§ Request: Restate the data word for word and leave the images out.

— BEGIN Entries —

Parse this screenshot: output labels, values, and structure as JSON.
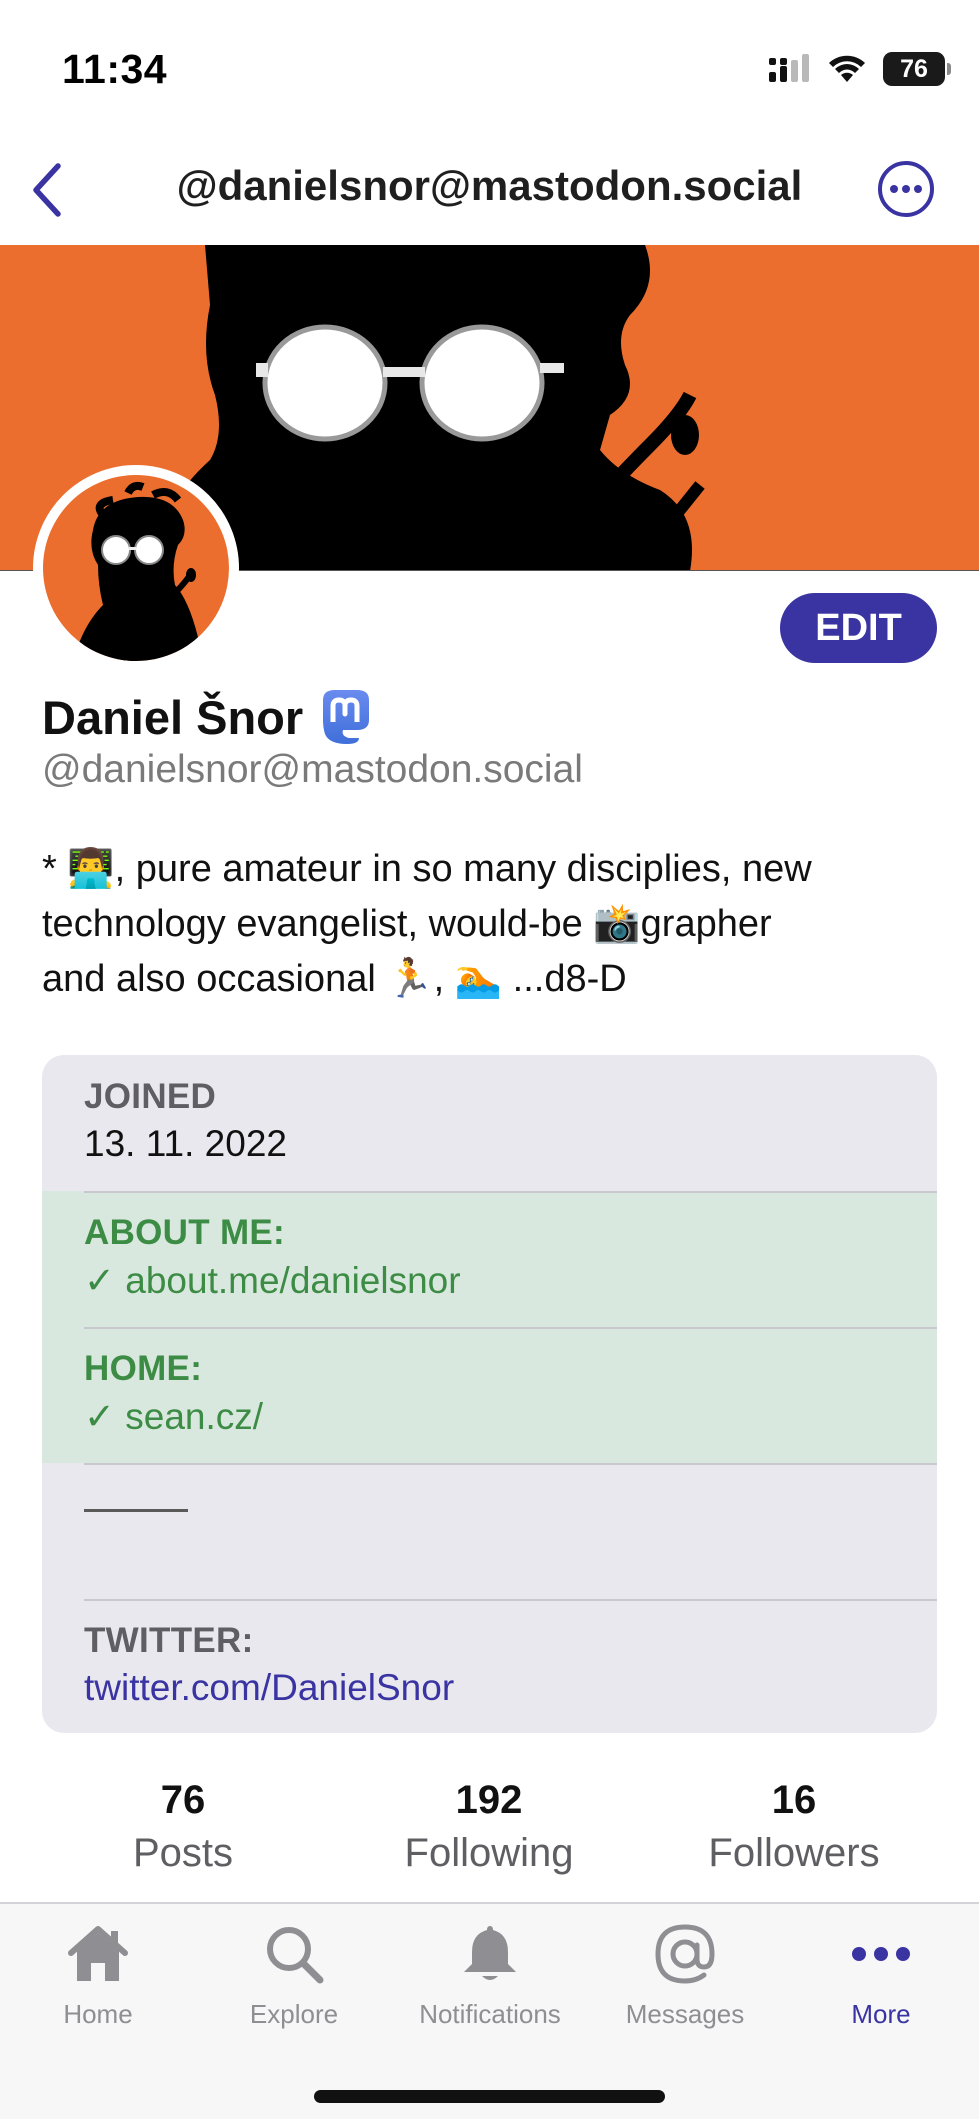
{
  "status_bar": {
    "time": "11:34",
    "battery": "76",
    "icons": [
      "cellular-signal-icon",
      "wifi-icon",
      "battery-icon"
    ]
  },
  "nav": {
    "title": "@danielsnor@mastodon.social",
    "back_icon": "chevron-left-icon",
    "more_icon": "ellipsis-circle-icon"
  },
  "profile": {
    "display_name": "Daniel Šnor",
    "handle": "@danielsnor@mastodon.social",
    "edit_label": "EDIT",
    "bio_line1": "* 👨‍💻, pure amateur in so many disciplies, new",
    "bio_line2": "technology evangelist, would-be 📸grapher",
    "bio_line3": "and also occasional 🏃, 🏊 ...d8-D"
  },
  "fields": {
    "joined_label": "JOINED",
    "joined_value": "13. 11. 2022",
    "about_label": "ABOUT ME:",
    "about_value": "✓ about.me/danielsnor",
    "home_label": "HOME:",
    "home_value": "✓ sean.cz/",
    "twitter_label": "TWITTER:",
    "twitter_value": "twitter.com/DanielSnor"
  },
  "stats": {
    "posts_count": "76",
    "posts_label": "Posts",
    "following_count": "192",
    "following_label": "Following",
    "followers_count": "16",
    "followers_label": "Followers"
  },
  "tabs": [
    {
      "label": "Home",
      "icon": "home-icon"
    },
    {
      "label": "Explore",
      "icon": "search-icon"
    },
    {
      "label": "Notifications",
      "icon": "bell-icon"
    },
    {
      "label": "Messages",
      "icon": "at-sign-icon"
    },
    {
      "label": "More",
      "icon": "more-dots-icon",
      "active": true
    }
  ],
  "colors": {
    "accent": "#3a34a3",
    "banner": "#ec6e2e",
    "verified": "#3d8c45",
    "verified_bg": "#d9e8df",
    "card_bg": "#e9e8ee"
  }
}
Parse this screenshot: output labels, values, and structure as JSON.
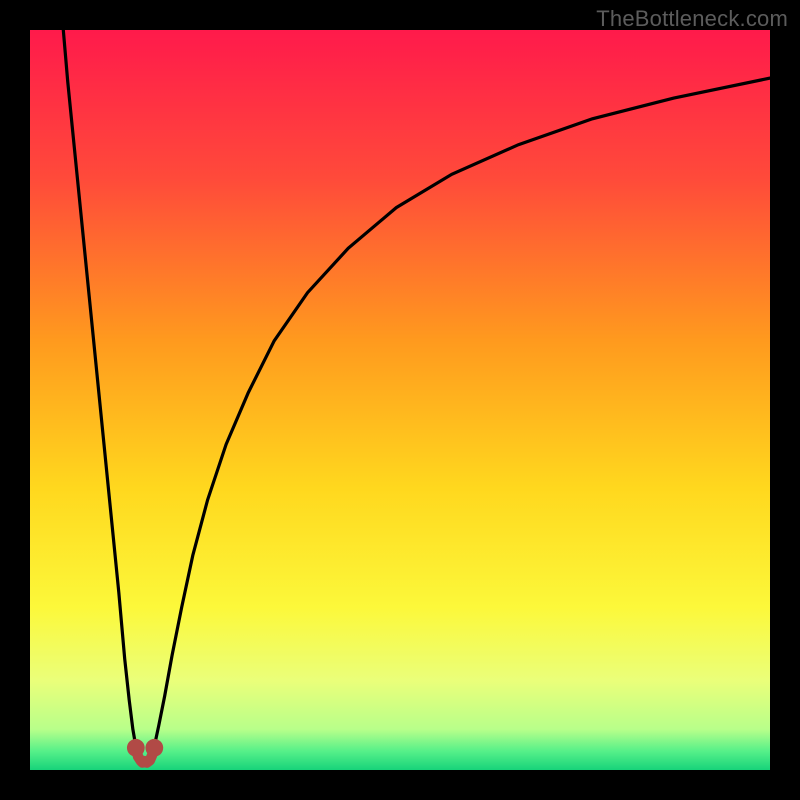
{
  "attribution": "TheBottleneck.com",
  "chart_data": {
    "type": "line",
    "title": "",
    "xlabel": "",
    "ylabel": "",
    "xlim": [
      0,
      100
    ],
    "ylim": [
      0,
      100
    ],
    "optimum_x": 15,
    "gradient_stops": [
      {
        "offset": 0,
        "color": "#ff1a4b"
      },
      {
        "offset": 0.2,
        "color": "#ff4a3a"
      },
      {
        "offset": 0.42,
        "color": "#ff9a1e"
      },
      {
        "offset": 0.62,
        "color": "#ffd81e"
      },
      {
        "offset": 0.78,
        "color": "#fcf83a"
      },
      {
        "offset": 0.88,
        "color": "#eaff7a"
      },
      {
        "offset": 0.945,
        "color": "#b8ff8a"
      },
      {
        "offset": 0.975,
        "color": "#55f089"
      },
      {
        "offset": 1.0,
        "color": "#17d37a"
      }
    ],
    "series": [
      {
        "name": "left-branch",
        "x": [
          4.5,
          5.1,
          6.0,
          7.0,
          8.0,
          9.0,
          10.0,
          11.0,
          12.0,
          12.8,
          13.4,
          13.9,
          14.3
        ],
        "values": [
          100,
          93,
          84,
          74,
          64,
          54,
          44,
          34,
          24,
          15,
          9.5,
          5.5,
          3.2
        ]
      },
      {
        "name": "right-branch",
        "x": [
          16.8,
          17.4,
          18.2,
          19.2,
          20.5,
          22.0,
          24.0,
          26.5,
          29.5,
          33.0,
          37.5,
          43.0,
          49.5,
          57.0,
          66.0,
          76.0,
          87.0,
          100.0
        ],
        "values": [
          3.2,
          6.0,
          10.0,
          15.5,
          22.0,
          29.0,
          36.5,
          44.0,
          51.0,
          58.0,
          64.5,
          70.5,
          76.0,
          80.5,
          84.5,
          88.0,
          90.8,
          93.5
        ]
      }
    ],
    "markers": [
      {
        "name": "optimum-left-dot",
        "x": 14.3,
        "y": 3.0,
        "r": 1.2,
        "color": "#b14a46"
      },
      {
        "name": "optimum-right-dot",
        "x": 16.8,
        "y": 3.0,
        "r": 1.2,
        "color": "#b14a46"
      }
    ],
    "dip_connector": {
      "color": "#b14a46",
      "width": 1.4,
      "points_x": [
        14.3,
        14.6,
        15.0,
        15.2,
        15.5,
        15.8,
        16.2,
        16.5,
        16.8
      ],
      "points_y": [
        3.0,
        1.8,
        1.2,
        1.0,
        1.2,
        1.0,
        1.3,
        2.0,
        3.0
      ]
    }
  }
}
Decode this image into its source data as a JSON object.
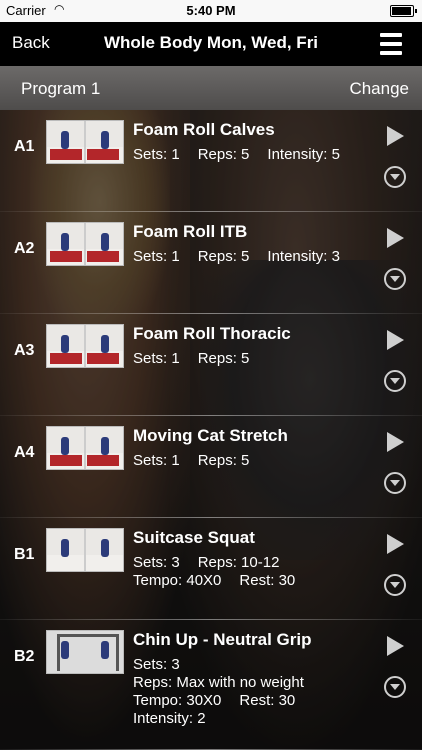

— END Entries —

§ Task output:
Parse this screenshot: output labels, values, and structure as JSON.
{
  "status_bar": {
    "time": "11:34",
    "battery": "76",
    "icons": [
      "cellular-signal-icon",
      "wifi-icon",
      "battery-icon"
    ]
  },
  "nav": {
    "title": "@danielsnor@mastodon.social",
    "back_icon": "chevron-left-icon",
    "more_icon": "ellipsis-circle-icon"
  },
  "profile": {
    "display_name": "Daniel Šnor",
    "handle": "@danielsnor@mastodon.social",
    "edit_label": "EDIT",
    "bio_line1": "* 👨‍💻, pure amateur in so many disciplies, new",
    "bio_line2": "technology evangelist, would-be 📸grapher",
    "bio_line3": "and also occasional 🏃, 🏊 ...d8-D"
  },
  "fields": {
    "joined_label": "JOINED",
    "joined_value": "13. 11. 2022",
    "about_label": "ABOUT ME:",
    "about_value": "✓ about.me/danielsnor",
    "home_label": "HOME:",
    "home_value": "✓ sean.cz/",
    "twitter_label": "TWITTER:",
    "twitter_value": "twitter.com/DanielSnor"
  },
  "stats": {
    "posts_count": "76",
    "posts_label": "Posts",
    "following_count": "192",
    "following_label": "Following",
    "followers_count": "16",
    "followers_label": "Followers"
  },
  "tabs": [
    {
      "label": "Home",
      "icon": "home-icon"
    },
    {
      "label": "Explore",
      "icon": "search-icon"
    },
    {
      "label": "Notifications",
      "icon": "bell-icon"
    },
    {
      "label": "Messages",
      "icon": "at-sign-icon"
    },
    {
      "label": "More",
      "icon": "more-dots-icon",
      "active": true
    }
  ],
  "colors": {
    "accent": "#3a34a3",
    "banner": "#ec6e2e",
    "verified": "#3d8c45",
    "verified_bg": "#d9e8df",
    "card_bg": "#e9e8ee"
  }
}
Parse this screenshot: output labels, values, and structure as JSON.
{
  "attribution": "TheBottleneck.com",
  "chart_data": {
    "type": "line",
    "title": "",
    "xlabel": "",
    "ylabel": "",
    "xlim": [
      0,
      100
    ],
    "ylim": [
      0,
      100
    ],
    "optimum_x": 15,
    "gradient_stops": [
      {
        "offset": 0,
        "color": "#ff1a4b"
      },
      {
        "offset": 0.2,
        "color": "#ff4a3a"
      },
      {
        "offset": 0.42,
        "color": "#ff9a1e"
      },
      {
        "offset": 0.62,
        "color": "#ffd81e"
      },
      {
        "offset": 0.78,
        "color": "#fcf83a"
      },
      {
        "offset": 0.88,
        "color": "#eaff7a"
      },
      {
        "offset": 0.945,
        "color": "#b8ff8a"
      },
      {
        "offset": 0.975,
        "color": "#55f089"
      },
      {
        "offset": 1.0,
        "color": "#17d37a"
      }
    ],
    "series": [
      {
        "name": "left-branch",
        "x": [
          4.5,
          5.1,
          6.0,
          7.0,
          8.0,
          9.0,
          10.0,
          11.0,
          12.0,
          12.8,
          13.4,
          13.9,
          14.3
        ],
        "values": [
          100,
          93,
          84,
          74,
          64,
          54,
          44,
          34,
          24,
          15,
          9.5,
          5.5,
          3.2
        ]
      },
      {
        "name": "right-branch",
        "x": [
          16.8,
          17.4,
          18.2,
          19.2,
          20.5,
          22.0,
          24.0,
          26.5,
          29.5,
          33.0,
          37.5,
          43.0,
          49.5,
          57.0,
          66.0,
          76.0,
          87.0,
          100.0
        ],
        "values": [
          3.2,
          6.0,
          10.0,
          15.5,
          22.0,
          29.0,
          36.5,
          44.0,
          51.0,
          58.0,
          64.5,
          70.5,
          76.0,
          80.5,
          84.5,
          88.0,
          90.8,
          93.5
        ]
      }
    ],
    "markers": [
      {
        "name": "optimum-left-dot",
        "x": 14.3,
        "y": 3.0,
        "r": 1.2,
        "color": "#b14a46"
      },
      {
        "name": "optimum-right-dot",
        "x": 16.8,
        "y": 3.0,
        "r": 1.2,
        "color": "#b14a46"
      }
    ],
    "dip_connector": {
      "color": "#b14a46",
      "width": 1.4,
      "points_x": [
        14.3,
        14.6,
        15.0,
        15.2,
        15.5,
        15.8,
        16.2,
        16.5,
        16.8
      ],
      "points_y": [
        3.0,
        1.8,
        1.2,
        1.0,
        1.2,
        1.0,
        1.3,
        2.0,
        3.0
      ]
    }
  }
}
Decode this image into its source data as a JSON object.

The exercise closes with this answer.